* Exercise task *
Filter these entries, keeping only lines that hold the word "years".
>> START Information provided
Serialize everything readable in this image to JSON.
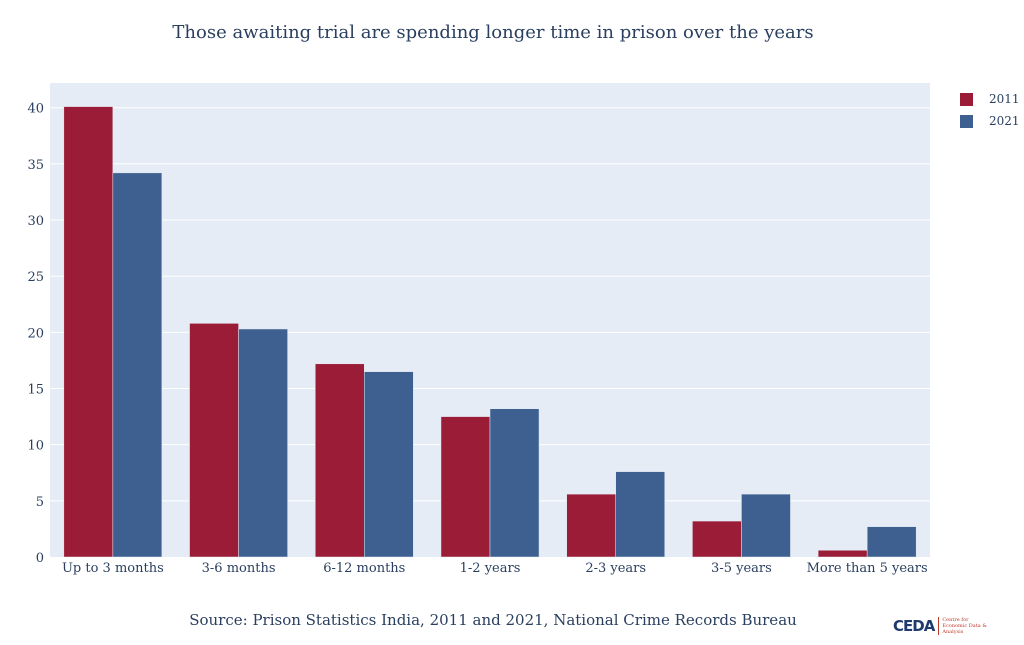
{
  "chart_data": {
    "type": "bar",
    "title": "Those awaiting trial are spending longer time in prison over the years",
    "categories": [
      "Up to 3 months",
      "3-6 months",
      "6-12 months",
      "1-2 years",
      "2-3 years",
      "3-5 years",
      "More than 5 years"
    ],
    "series": [
      {
        "name": "2011",
        "color": "#9b1c37",
        "values": [
          40.1,
          20.8,
          17.2,
          12.5,
          5.6,
          3.2,
          0.6
        ]
      },
      {
        "name": "2021",
        "color": "#3d6090",
        "values": [
          34.2,
          20.3,
          16.5,
          13.2,
          7.6,
          5.6,
          2.7
        ]
      }
    ],
    "yticks": [
      0,
      5,
      10,
      15,
      20,
      25,
      30,
      35,
      40
    ],
    "ylim": [
      0,
      42.2
    ],
    "grid": true,
    "legend": "top-right",
    "background": "#e5ecf6"
  },
  "source": "Source: Prison Statistics India, 2011 and 2021, National Crime Records Bureau",
  "logo": {
    "mark": "CEDA",
    "text": "Centre for Economic Data & Analysis"
  }
}
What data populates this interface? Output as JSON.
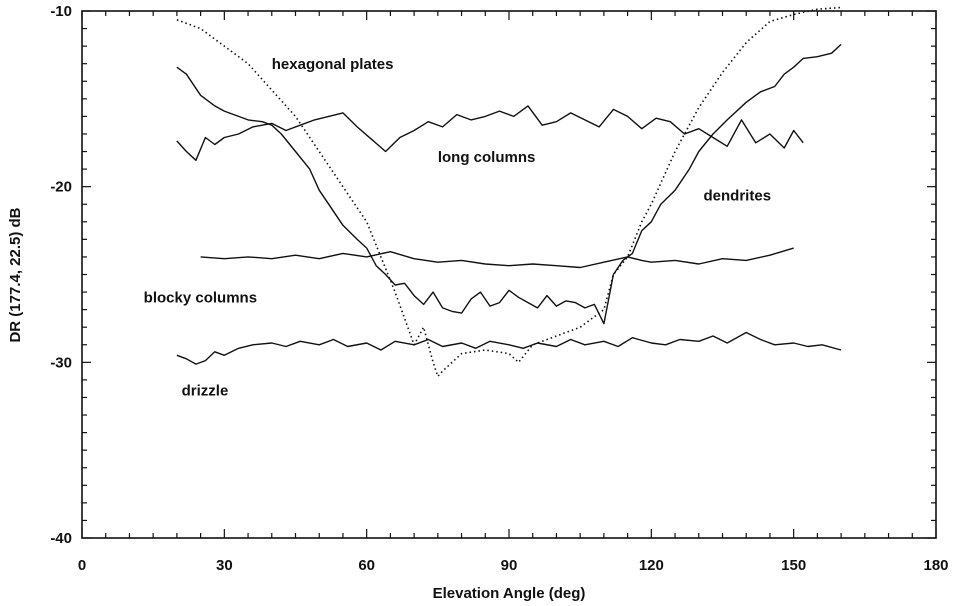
>> END Information provided
* Final result *
    "title": "Those awaiting trial are spending longer time in prison over the years",
      "1-2 years",
      "2-3 years",
      "3-5 years",
      "More than 5 years"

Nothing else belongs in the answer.